Do this: Write out the data again in full, exactly as it reads.
----- Data -----
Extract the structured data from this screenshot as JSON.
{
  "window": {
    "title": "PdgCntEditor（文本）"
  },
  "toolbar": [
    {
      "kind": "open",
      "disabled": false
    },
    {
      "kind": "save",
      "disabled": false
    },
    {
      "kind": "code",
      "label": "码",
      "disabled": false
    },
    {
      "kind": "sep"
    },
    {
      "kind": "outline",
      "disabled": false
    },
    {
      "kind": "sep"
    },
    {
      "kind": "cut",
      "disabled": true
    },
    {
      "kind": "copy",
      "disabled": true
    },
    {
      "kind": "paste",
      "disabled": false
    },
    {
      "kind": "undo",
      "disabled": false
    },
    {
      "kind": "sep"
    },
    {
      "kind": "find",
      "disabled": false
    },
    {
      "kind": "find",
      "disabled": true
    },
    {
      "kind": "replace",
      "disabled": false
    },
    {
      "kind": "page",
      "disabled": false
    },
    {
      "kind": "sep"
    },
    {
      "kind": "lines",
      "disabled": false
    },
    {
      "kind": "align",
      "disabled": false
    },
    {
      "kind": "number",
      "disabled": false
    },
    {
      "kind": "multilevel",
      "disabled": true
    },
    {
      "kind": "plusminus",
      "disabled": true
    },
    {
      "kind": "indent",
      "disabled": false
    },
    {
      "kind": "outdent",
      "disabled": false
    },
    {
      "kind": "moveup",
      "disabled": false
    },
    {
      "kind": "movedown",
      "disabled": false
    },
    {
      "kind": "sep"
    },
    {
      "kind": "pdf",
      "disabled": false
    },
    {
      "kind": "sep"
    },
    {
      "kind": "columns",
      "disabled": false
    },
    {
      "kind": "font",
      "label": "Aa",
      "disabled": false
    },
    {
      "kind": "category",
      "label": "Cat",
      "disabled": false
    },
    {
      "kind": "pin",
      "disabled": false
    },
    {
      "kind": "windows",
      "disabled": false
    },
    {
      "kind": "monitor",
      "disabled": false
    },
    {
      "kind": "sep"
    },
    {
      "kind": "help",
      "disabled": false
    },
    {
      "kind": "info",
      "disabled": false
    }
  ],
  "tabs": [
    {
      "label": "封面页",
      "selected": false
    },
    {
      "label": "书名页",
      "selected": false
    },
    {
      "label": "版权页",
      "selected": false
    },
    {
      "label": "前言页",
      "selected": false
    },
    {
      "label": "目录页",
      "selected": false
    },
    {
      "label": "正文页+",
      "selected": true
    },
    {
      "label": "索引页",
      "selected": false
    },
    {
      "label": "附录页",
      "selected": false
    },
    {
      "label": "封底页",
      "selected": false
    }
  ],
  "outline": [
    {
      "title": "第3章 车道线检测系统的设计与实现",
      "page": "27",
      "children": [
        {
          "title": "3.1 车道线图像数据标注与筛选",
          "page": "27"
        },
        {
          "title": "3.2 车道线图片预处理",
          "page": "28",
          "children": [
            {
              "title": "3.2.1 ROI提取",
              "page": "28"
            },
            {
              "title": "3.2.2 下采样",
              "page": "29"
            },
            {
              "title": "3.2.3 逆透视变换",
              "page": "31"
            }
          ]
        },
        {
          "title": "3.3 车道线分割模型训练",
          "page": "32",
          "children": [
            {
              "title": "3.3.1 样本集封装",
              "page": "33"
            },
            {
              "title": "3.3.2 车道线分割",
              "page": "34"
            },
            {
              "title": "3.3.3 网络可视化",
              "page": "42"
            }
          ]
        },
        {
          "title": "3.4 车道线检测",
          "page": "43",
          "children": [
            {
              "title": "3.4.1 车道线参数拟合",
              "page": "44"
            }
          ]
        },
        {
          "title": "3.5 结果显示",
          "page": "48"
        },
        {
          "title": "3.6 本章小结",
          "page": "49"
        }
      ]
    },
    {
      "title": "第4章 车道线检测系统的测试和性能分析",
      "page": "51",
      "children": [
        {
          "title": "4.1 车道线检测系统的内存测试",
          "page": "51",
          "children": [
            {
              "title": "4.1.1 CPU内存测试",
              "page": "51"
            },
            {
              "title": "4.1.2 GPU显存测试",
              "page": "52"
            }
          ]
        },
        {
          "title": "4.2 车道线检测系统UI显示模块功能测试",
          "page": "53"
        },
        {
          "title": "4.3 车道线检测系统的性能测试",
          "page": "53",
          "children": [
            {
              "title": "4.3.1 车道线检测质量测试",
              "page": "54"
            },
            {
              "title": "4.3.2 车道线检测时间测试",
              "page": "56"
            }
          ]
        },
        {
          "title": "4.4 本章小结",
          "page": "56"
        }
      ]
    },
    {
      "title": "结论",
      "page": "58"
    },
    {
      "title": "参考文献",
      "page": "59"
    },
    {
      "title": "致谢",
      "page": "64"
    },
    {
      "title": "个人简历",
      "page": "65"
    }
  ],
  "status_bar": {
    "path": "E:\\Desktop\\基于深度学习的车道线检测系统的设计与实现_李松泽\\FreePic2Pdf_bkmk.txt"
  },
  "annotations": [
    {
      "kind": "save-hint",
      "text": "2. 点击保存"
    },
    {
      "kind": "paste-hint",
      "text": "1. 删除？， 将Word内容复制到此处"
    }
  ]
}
-----
Output below:
Extract the structured data from this screenshot as JSON.
{
  "window": {
    "title": "PdgCntEditor（文本）"
  },
  "toolbar": [
    {
      "kind": "open",
      "disabled": false
    },
    {
      "kind": "save",
      "disabled": false
    },
    {
      "kind": "code",
      "label": "码",
      "disabled": false
    },
    {
      "kind": "sep"
    },
    {
      "kind": "outline",
      "disabled": false
    },
    {
      "kind": "sep"
    },
    {
      "kind": "cut",
      "disabled": true
    },
    {
      "kind": "copy",
      "disabled": true
    },
    {
      "kind": "paste",
      "disabled": false
    },
    {
      "kind": "undo",
      "disabled": false
    },
    {
      "kind": "sep"
    },
    {
      "kind": "find",
      "disabled": false
    },
    {
      "kind": "find",
      "disabled": true
    },
    {
      "kind": "replace",
      "disabled": false
    },
    {
      "kind": "page",
      "disabled": false
    },
    {
      "kind": "sep"
    },
    {
      "kind": "lines",
      "disabled": false
    },
    {
      "kind": "align",
      "disabled": false
    },
    {
      "kind": "number",
      "disabled": false
    },
    {
      "kind": "multilevel",
      "disabled": true
    },
    {
      "kind": "plusminus",
      "disabled": true
    },
    {
      "kind": "indent",
      "disabled": false
    },
    {
      "kind": "outdent",
      "disabled": false
    },
    {
      "kind": "moveup",
      "disabled": false
    },
    {
      "kind": "movedown",
      "disabled": false
    },
    {
      "kind": "sep"
    },
    {
      "kind": "pdf",
      "disabled": false
    },
    {
      "kind": "sep"
    },
    {
      "kind": "columns",
      "disabled": false
    },
    {
      "kind": "font",
      "label": "Aa",
      "disabled": false
    },
    {
      "kind": "category",
      "label": "Cat",
      "disabled": false
    },
    {
      "kind": "pin",
      "disabled": false
    },
    {
      "kind": "windows",
      "disabled": false
    },
    {
      "kind": "monitor",
      "disabled": false
    },
    {
      "kind": "sep"
    },
    {
      "kind": "help",
      "disabled": false
    },
    {
      "kind": "info",
      "disabled": false
    }
  ],
  "tabs": [
    {
      "label": "封面页",
      "selected": false
    },
    {
      "label": "书名页",
      "selected": false
    },
    {
      "label": "版权页",
      "selected": false
    },
    {
      "label": "前言页",
      "selected": false
    },
    {
      "label": "目录页",
      "selected": false
    },
    {
      "label": "正文页+",
      "selected": true
    },
    {
      "label": "索引页",
      "selected": false
    },
    {
      "label": "附录页",
      "selected": false
    },
    {
      "label": "封底页",
      "selected": false
    }
  ],
  "outline": [
    {
      "title": "第3章 车道线检测系统的设计与实现",
      "page": "27",
      "children": [
        {
          "title": "3.1 车道线图像数据标注与筛选",
          "page": "27"
        },
        {
          "title": "3.2 车道线图片预处理",
          "page": "28",
          "children": [
            {
              "title": "3.2.1 ROI提取",
              "page": "28"
            },
            {
              "title": "3.2.2 下采样",
              "page": "29"
            },
            {
              "title": "3.2.3 逆透视变换",
              "page": "31"
            }
          ]
        },
        {
          "title": "3.3 车道线分割模型训练",
          "page": "32",
          "children": [
            {
              "title": "3.3.1 样本集封装",
              "page": "33"
            },
            {
              "title": "3.3.2 车道线分割",
              "page": "34"
            },
            {
              "title": "3.3.3 网络可视化",
              "page": "42"
            }
          ]
        },
        {
          "title": "3.4 车道线检测",
          "page": "43",
          "children": [
            {
              "title": "3.4.1 车道线参数拟合",
              "page": "44"
            }
          ]
        },
        {
          "title": "3.5 结果显示",
          "page": "48"
        },
        {
          "title": "3.6 本章小结",
          "page": "49"
        }
      ]
    },
    {
      "title": "第4章 车道线检测系统的测试和性能分析",
      "page": "51",
      "children": [
        {
          "title": "4.1 车道线检测系统的内存测试",
          "page": "51",
          "children": [
            {
              "title": "4.1.1 CPU内存测试",
              "page": "51"
            },
            {
              "title": "4.1.2 GPU显存测试",
              "page": "52"
            }
          ]
        },
        {
          "title": "4.2 车道线检测系统UI显示模块功能测试",
          "page": "53"
        },
        {
          "title": "4.3 车道线检测系统的性能测试",
          "page": "53",
          "children": [
            {
              "title": "4.3.1 车道线检测质量测试",
              "page": "54"
            },
            {
              "title": "4.3.2 车道线检测时间测试",
              "page": "56"
            }
          ]
        },
        {
          "title": "4.4 本章小结",
          "page": "56"
        }
      ]
    },
    {
      "title": "结论",
      "page": "58"
    },
    {
      "title": "参考文献",
      "page": "59"
    },
    {
      "title": "致谢",
      "page": "64"
    },
    {
      "title": "个人简历",
      "page": "65"
    }
  ],
  "status_bar": {
    "path": "E:\\Desktop\\基于深度学习的车道线检测系统的设计与实现_李松泽\\FreePic2Pdf_bkmk.txt"
  },
  "annotations": [
    {
      "kind": "save-hint",
      "text": "2. 点击保存"
    },
    {
      "kind": "paste-hint",
      "text": "1. 删除？， 将Word内容复制到此处"
    }
  ]
}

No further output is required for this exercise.